Among the records that follow, count the lines with the string "指数变化"; report only that count.

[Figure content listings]

----

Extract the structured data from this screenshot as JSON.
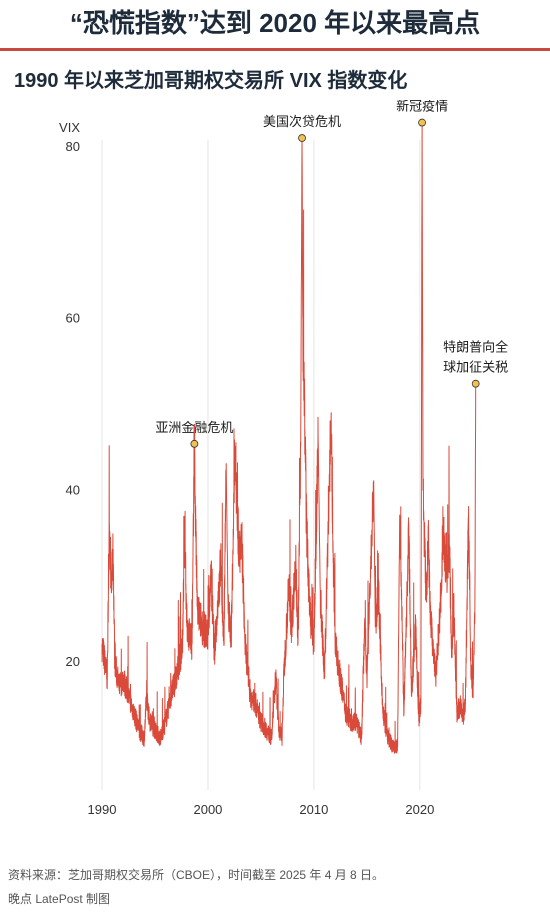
{
  "headline": "“恐慌指数”达到 2020 年以来最高点",
  "subheadline": "1990 年以来芝加哥期权交易所 VIX 指数变化",
  "footer": {
    "source": "资料来源：芝加哥期权交易所（CBOE），时间截至 2025 年 4 月 8 日。",
    "credit": "晚点 LatePost 制图"
  },
  "colors": {
    "line": "#d94a3a",
    "marker": "#f2c14e",
    "grid": "#e4e4e4",
    "rule": "#c84a3f"
  },
  "chart_data": {
    "type": "line",
    "title": "1990 年以来芝加哥期权交易所 VIX 指数变化",
    "ylabel": "VIX",
    "xlabel": "",
    "xlim": [
      1990,
      2025.3
    ],
    "ylim": [
      5,
      83
    ],
    "x_ticks": [
      1990,
      2000,
      2010,
      2020
    ],
    "y_ticks": [
      20,
      40,
      60,
      80
    ],
    "grid": "vertical",
    "series": [
      {
        "values": [
          [
            1990.0,
            22
          ],
          [
            1990.5,
            18
          ],
          [
            1990.6,
            28
          ],
          [
            1990.7,
            36
          ],
          [
            1990.9,
            28
          ],
          [
            1991.05,
            33
          ],
          [
            1991.2,
            20
          ],
          [
            1991.6,
            17
          ],
          [
            1992.0,
            18
          ],
          [
            1992.5,
            16
          ],
          [
            1993.0,
            14
          ],
          [
            1993.5,
            12
          ],
          [
            1994.0,
            11
          ],
          [
            1994.2,
            16
          ],
          [
            1994.5,
            13
          ],
          [
            1995.0,
            12
          ],
          [
            1995.5,
            11
          ],
          [
            1996.0,
            13
          ],
          [
            1996.5,
            16
          ],
          [
            1997.0,
            18
          ],
          [
            1997.6,
            22
          ],
          [
            1997.82,
            36
          ],
          [
            1998.0,
            24
          ],
          [
            1998.5,
            22
          ],
          [
            1998.72,
            45
          ],
          [
            1998.85,
            35
          ],
          [
            1999.0,
            26
          ],
          [
            1999.5,
            24
          ],
          [
            2000.0,
            23
          ],
          [
            2000.3,
            30
          ],
          [
            2000.6,
            21
          ],
          [
            2001.0,
            27
          ],
          [
            2001.2,
            32
          ],
          [
            2001.5,
            22
          ],
          [
            2001.72,
            43
          ],
          [
            2001.9,
            26
          ],
          [
            2002.2,
            23
          ],
          [
            2002.55,
            45
          ],
          [
            2002.8,
            36
          ],
          [
            2003.0,
            32
          ],
          [
            2003.2,
            34
          ],
          [
            2003.5,
            22
          ],
          [
            2004.0,
            16
          ],
          [
            2004.5,
            15
          ],
          [
            2005.0,
            13
          ],
          [
            2005.5,
            12
          ],
          [
            2006.0,
            11
          ],
          [
            2006.4,
            18
          ],
          [
            2006.7,
            12
          ],
          [
            2007.0,
            11
          ],
          [
            2007.15,
            18
          ],
          [
            2007.6,
            28
          ],
          [
            2007.9,
            24
          ],
          [
            2008.0,
            26
          ],
          [
            2008.3,
            32
          ],
          [
            2008.5,
            22
          ],
          [
            2008.75,
            45
          ],
          [
            2008.88,
            81
          ],
          [
            2008.95,
            60
          ],
          [
            2009.15,
            47
          ],
          [
            2009.3,
            36
          ],
          [
            2009.6,
            26
          ],
          [
            2010.0,
            22
          ],
          [
            2010.4,
            46
          ],
          [
            2010.6,
            28
          ],
          [
            2011.0,
            18
          ],
          [
            2011.6,
            48
          ],
          [
            2011.8,
            34
          ],
          [
            2012.0,
            22
          ],
          [
            2012.5,
            18
          ],
          [
            2013.0,
            14
          ],
          [
            2013.5,
            13
          ],
          [
            2014.0,
            13
          ],
          [
            2014.5,
            11
          ],
          [
            2014.8,
            25
          ],
          [
            2015.0,
            18
          ],
          [
            2015.64,
            41
          ],
          [
            2015.8,
            24
          ],
          [
            2016.1,
            28
          ],
          [
            2016.5,
            14
          ],
          [
            2017.0,
            11
          ],
          [
            2017.5,
            10
          ],
          [
            2017.9,
            10
          ],
          [
            2018.1,
            37
          ],
          [
            2018.5,
            14
          ],
          [
            2018.96,
            36
          ],
          [
            2019.2,
            16
          ],
          [
            2019.6,
            24
          ],
          [
            2019.9,
            13
          ],
          [
            2020.1,
            15
          ],
          [
            2020.21,
            82.7
          ],
          [
            2020.3,
            40
          ],
          [
            2020.6,
            27
          ],
          [
            2020.8,
            34
          ],
          [
            2021.0,
            25
          ],
          [
            2021.5,
            18
          ],
          [
            2022.0,
            28
          ],
          [
            2022.2,
            36
          ],
          [
            2022.5,
            30
          ],
          [
            2022.8,
            33
          ],
          [
            2023.0,
            21
          ],
          [
            2023.2,
            26
          ],
          [
            2023.5,
            14
          ],
          [
            2023.9,
            15
          ],
          [
            2024.0,
            13
          ],
          [
            2024.3,
            15
          ],
          [
            2024.6,
            38
          ],
          [
            2024.8,
            20
          ],
          [
            2025.0,
            16
          ],
          [
            2025.2,
            27
          ],
          [
            2025.27,
            52
          ]
        ]
      }
    ],
    "annotations": [
      {
        "label": "亚洲金融危机",
        "x": 1998.72,
        "y": 45.3
      },
      {
        "label": "美国次贷危机",
        "x": 2008.88,
        "y": 80.9
      },
      {
        "label": "新冠疫情",
        "x": 2020.21,
        "y": 82.7
      },
      {
        "label": "特朗普向全球加征关税",
        "x": 2025.27,
        "y": 52.3
      }
    ]
  }
}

----

Correct answer: 2